[MATERIAL SUPPLIED start]
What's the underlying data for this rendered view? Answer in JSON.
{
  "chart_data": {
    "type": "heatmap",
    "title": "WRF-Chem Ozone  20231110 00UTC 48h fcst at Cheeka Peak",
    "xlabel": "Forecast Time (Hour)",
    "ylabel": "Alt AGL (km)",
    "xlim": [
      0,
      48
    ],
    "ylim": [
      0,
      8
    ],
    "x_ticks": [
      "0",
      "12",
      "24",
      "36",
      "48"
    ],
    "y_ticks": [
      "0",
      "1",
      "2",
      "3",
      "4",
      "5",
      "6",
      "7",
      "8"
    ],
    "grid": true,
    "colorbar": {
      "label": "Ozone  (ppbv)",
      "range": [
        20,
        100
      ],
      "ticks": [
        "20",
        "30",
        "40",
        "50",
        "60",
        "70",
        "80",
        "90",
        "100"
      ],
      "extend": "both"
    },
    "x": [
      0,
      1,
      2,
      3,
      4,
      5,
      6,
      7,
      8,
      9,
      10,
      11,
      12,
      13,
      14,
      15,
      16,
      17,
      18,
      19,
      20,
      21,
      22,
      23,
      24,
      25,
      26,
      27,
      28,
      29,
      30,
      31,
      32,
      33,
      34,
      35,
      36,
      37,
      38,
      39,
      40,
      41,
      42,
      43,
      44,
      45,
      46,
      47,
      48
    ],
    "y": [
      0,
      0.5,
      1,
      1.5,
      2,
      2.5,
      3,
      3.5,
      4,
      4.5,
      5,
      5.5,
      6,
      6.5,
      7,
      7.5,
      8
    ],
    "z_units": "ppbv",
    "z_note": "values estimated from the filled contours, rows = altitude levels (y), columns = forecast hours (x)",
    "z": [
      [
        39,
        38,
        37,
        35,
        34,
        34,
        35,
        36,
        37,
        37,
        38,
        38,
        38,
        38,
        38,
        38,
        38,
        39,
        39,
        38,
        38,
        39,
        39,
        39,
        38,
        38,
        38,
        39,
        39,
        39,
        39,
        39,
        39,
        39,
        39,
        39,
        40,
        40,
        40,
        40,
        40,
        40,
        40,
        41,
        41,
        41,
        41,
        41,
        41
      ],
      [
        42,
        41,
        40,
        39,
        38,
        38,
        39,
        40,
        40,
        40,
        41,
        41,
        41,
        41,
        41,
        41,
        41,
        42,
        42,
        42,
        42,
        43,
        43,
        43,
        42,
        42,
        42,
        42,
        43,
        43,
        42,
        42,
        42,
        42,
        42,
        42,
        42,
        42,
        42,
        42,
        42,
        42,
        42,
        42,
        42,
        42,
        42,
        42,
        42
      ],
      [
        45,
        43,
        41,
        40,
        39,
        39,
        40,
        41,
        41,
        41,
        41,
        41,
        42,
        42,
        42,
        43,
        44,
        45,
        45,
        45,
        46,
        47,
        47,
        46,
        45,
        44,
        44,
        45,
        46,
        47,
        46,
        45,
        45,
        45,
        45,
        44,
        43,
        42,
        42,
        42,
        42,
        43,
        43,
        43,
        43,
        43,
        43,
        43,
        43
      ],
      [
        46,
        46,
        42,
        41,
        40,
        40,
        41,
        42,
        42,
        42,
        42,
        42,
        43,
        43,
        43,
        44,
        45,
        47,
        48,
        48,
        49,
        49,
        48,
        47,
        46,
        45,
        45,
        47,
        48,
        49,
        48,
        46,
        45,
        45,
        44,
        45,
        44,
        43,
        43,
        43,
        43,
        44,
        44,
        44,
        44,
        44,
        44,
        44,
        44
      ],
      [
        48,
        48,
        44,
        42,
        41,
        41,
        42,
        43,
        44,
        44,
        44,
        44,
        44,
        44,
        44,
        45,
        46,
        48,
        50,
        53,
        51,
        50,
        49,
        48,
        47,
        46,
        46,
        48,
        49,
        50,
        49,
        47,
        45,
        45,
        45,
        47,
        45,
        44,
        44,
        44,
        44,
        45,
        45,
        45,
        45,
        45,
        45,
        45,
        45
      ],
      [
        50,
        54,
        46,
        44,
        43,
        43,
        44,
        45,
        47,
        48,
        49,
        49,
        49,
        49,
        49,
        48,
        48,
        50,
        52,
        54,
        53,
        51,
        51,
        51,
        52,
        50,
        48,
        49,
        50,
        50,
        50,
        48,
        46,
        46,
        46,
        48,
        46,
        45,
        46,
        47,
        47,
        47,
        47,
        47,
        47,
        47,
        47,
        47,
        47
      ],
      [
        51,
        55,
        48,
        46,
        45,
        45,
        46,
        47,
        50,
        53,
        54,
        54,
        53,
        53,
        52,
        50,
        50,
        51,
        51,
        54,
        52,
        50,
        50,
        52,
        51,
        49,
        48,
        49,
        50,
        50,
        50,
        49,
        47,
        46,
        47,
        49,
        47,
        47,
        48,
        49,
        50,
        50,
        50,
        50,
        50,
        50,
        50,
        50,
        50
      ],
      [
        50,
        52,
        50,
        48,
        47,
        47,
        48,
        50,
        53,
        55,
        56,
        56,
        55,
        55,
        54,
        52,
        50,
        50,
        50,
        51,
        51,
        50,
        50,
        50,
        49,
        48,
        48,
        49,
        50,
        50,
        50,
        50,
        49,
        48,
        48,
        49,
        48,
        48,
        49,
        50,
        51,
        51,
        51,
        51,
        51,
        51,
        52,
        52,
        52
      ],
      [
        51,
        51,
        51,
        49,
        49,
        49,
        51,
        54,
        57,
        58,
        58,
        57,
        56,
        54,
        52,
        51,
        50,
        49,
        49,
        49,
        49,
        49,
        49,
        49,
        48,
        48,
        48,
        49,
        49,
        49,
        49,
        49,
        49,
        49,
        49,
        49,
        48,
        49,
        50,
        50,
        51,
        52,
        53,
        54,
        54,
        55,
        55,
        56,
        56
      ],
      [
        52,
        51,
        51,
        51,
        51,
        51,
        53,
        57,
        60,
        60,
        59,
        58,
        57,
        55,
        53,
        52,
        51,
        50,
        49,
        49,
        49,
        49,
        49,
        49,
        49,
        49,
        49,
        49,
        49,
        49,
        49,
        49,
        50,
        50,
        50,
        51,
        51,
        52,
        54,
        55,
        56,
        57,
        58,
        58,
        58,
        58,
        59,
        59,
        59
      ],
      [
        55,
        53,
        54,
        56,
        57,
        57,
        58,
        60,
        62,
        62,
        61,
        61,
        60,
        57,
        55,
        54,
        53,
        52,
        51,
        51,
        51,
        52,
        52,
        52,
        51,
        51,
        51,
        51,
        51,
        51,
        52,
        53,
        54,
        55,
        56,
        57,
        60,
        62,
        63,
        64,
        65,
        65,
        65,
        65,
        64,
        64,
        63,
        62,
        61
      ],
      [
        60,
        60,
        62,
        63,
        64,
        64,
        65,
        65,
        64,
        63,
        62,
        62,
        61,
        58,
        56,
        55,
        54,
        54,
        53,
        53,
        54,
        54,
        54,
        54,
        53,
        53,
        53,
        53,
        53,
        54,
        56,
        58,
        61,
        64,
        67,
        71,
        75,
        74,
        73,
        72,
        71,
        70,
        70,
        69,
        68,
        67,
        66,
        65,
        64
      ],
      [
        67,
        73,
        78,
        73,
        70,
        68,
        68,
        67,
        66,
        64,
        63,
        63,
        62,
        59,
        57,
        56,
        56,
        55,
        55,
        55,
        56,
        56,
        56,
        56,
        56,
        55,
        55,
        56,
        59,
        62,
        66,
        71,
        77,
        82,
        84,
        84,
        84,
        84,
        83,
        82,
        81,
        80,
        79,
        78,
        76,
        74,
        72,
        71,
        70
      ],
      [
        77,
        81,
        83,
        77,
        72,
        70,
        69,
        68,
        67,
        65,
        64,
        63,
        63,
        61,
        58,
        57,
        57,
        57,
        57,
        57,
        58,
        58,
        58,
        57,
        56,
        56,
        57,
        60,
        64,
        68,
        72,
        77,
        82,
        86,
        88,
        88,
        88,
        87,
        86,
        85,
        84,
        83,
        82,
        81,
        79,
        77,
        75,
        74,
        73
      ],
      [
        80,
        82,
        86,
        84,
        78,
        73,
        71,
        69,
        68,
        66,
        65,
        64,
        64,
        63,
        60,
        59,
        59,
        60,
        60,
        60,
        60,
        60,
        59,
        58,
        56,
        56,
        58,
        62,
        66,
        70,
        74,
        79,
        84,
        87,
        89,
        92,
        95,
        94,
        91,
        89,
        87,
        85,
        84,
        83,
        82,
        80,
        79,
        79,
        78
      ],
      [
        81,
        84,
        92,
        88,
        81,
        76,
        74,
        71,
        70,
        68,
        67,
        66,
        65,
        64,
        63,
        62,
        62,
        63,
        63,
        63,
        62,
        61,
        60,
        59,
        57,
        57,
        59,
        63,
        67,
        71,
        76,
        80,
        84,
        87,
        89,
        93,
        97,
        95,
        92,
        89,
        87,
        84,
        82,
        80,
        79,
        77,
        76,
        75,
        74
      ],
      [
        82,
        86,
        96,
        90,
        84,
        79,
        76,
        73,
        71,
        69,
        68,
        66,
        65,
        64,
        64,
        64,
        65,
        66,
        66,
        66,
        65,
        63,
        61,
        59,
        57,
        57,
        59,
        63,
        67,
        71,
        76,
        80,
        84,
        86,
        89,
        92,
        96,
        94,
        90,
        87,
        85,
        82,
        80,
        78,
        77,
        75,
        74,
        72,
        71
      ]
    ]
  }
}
[MATERIAL SUPPLIED end]
Search the records for the string "Ozone" and return every line in which it occurs.

    "title": "WRF-Chem Ozone  20231110 00UTC 48h fcst at Cheeka Peak",
      "label": "Ozone  (ppbv)",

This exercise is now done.